◆ WORK TO DO ◆
Return each line of the records holding the string "object".

◆ DATA IN THIS EXERCISE ◆

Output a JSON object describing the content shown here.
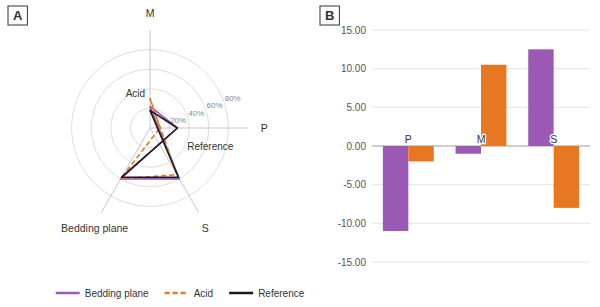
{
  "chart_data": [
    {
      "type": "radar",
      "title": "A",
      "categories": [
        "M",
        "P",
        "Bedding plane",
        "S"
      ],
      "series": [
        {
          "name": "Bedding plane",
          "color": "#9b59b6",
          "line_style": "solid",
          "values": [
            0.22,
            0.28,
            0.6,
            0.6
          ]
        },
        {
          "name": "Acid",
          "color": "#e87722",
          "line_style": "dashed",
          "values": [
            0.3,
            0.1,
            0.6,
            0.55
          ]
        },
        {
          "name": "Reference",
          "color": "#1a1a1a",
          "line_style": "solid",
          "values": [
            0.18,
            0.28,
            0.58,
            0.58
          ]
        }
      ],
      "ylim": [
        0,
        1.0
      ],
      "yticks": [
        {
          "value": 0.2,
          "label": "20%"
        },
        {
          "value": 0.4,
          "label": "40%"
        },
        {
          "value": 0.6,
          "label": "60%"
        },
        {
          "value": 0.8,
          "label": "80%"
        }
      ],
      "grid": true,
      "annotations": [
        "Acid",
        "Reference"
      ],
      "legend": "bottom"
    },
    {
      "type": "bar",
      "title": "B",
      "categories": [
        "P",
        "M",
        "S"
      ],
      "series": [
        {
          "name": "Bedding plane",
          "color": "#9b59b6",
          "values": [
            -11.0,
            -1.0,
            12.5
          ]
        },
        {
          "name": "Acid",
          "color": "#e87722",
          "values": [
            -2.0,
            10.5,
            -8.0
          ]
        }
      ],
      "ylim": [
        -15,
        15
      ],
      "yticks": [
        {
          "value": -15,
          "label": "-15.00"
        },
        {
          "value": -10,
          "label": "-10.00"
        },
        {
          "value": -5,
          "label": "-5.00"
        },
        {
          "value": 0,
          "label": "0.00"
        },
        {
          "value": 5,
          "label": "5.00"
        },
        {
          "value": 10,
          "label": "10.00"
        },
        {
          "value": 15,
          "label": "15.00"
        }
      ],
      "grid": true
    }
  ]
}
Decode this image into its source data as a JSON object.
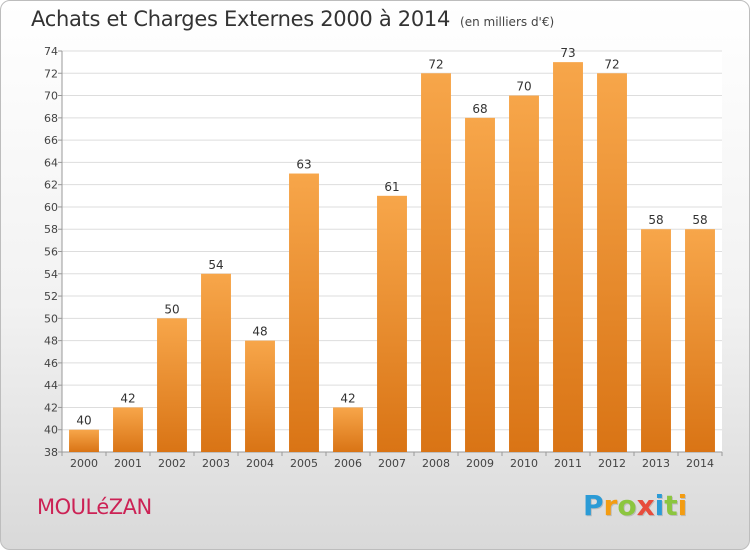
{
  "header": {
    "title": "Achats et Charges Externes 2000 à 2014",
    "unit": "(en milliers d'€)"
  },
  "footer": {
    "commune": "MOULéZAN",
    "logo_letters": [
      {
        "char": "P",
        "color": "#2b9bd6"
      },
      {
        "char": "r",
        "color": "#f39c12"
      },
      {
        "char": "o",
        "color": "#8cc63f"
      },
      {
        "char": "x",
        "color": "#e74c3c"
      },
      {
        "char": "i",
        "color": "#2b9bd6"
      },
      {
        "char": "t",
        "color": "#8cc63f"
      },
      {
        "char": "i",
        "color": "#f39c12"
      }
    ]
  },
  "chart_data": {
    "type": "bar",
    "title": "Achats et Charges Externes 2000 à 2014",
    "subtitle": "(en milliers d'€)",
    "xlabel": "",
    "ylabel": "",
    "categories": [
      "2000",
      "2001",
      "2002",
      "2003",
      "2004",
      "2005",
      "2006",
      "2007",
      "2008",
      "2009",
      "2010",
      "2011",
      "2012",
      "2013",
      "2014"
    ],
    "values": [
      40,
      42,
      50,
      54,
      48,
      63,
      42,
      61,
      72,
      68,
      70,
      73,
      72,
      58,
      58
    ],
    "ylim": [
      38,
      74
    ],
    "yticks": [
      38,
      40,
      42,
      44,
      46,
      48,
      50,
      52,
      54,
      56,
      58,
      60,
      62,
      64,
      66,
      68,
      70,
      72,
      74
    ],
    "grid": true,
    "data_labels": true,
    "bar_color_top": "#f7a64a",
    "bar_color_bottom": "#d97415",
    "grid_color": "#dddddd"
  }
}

◆ SOLUTION TO THIS EXERCISE ◆
Output a JSON object describing the content shown here.
Decode this image into its source data as a JSON object.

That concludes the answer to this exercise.